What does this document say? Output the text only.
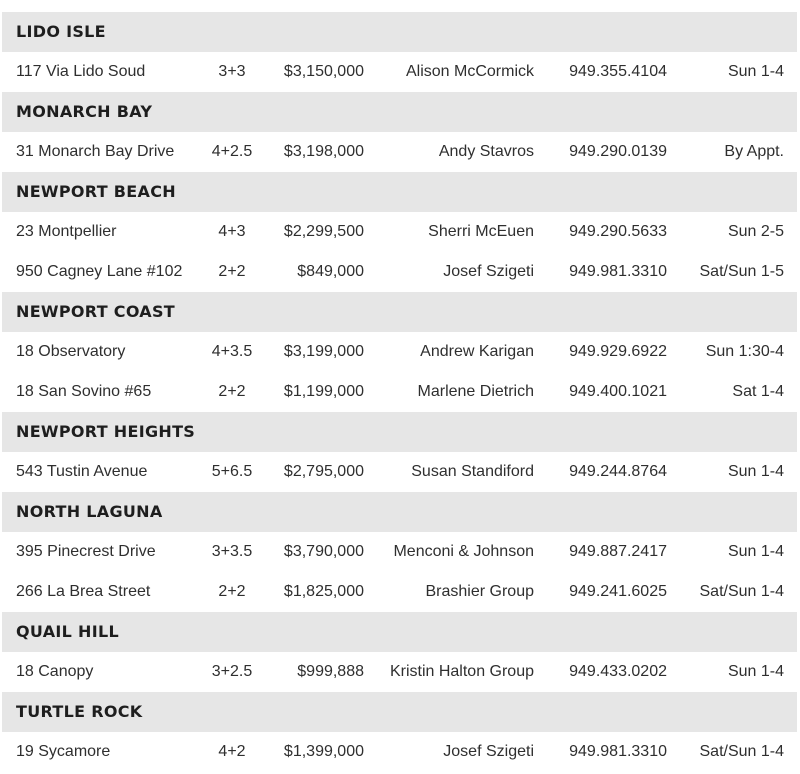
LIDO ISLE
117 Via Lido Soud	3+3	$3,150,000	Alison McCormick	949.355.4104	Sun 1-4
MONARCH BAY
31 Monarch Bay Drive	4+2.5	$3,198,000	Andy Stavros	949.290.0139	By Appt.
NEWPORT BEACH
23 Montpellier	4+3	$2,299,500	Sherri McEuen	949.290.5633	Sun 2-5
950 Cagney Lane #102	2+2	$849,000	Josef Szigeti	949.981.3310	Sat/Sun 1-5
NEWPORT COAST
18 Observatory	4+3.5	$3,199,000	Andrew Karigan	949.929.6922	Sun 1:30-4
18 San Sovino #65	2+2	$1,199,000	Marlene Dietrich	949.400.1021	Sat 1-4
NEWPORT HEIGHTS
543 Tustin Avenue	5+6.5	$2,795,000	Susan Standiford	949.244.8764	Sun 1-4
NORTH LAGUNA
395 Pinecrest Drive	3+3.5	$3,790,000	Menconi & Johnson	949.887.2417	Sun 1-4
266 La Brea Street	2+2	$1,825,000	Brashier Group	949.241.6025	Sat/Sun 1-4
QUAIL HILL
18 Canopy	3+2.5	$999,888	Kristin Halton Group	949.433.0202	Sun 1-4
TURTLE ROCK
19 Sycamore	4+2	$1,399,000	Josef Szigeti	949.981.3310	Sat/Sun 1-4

==

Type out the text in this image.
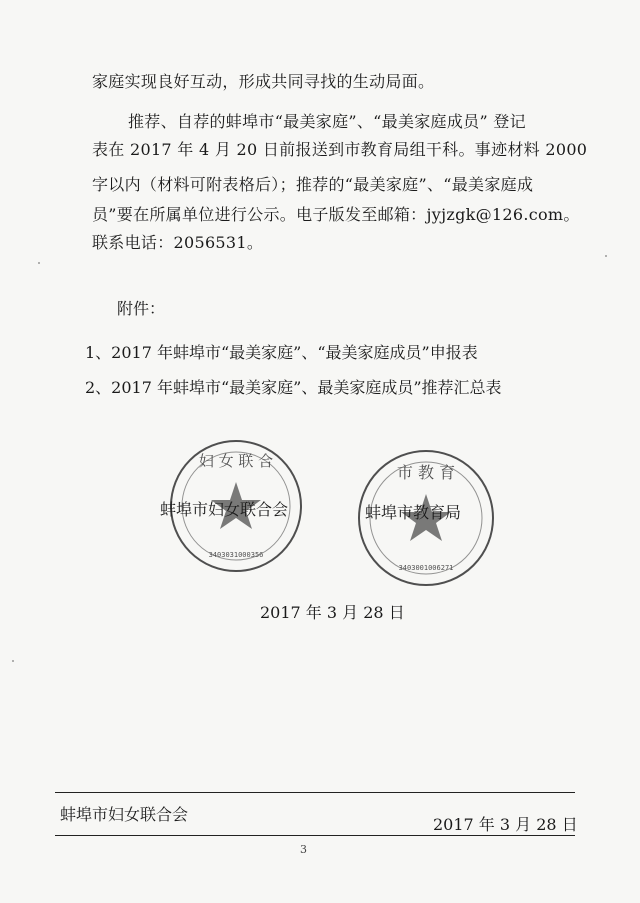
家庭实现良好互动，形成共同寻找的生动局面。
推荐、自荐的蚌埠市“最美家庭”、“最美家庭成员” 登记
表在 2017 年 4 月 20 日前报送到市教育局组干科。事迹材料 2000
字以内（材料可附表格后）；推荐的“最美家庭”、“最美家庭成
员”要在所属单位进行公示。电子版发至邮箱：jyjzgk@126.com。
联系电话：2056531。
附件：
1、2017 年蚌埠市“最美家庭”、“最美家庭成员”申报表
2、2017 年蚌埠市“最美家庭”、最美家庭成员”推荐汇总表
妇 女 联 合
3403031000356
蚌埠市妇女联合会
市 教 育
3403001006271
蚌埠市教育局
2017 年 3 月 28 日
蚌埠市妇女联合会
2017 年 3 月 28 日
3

Exercise task:
Identify all lines in the records above with the word "Drive".

Correct answer:
31 Monarch Bay Drive	4+2.5	$3,198,000	Andy Stavros	949.290.0139	By Appt.
395 Pinecrest Drive	3+3.5	$3,790,000	Menconi & Johnson	949.887.2417	Sun 1-4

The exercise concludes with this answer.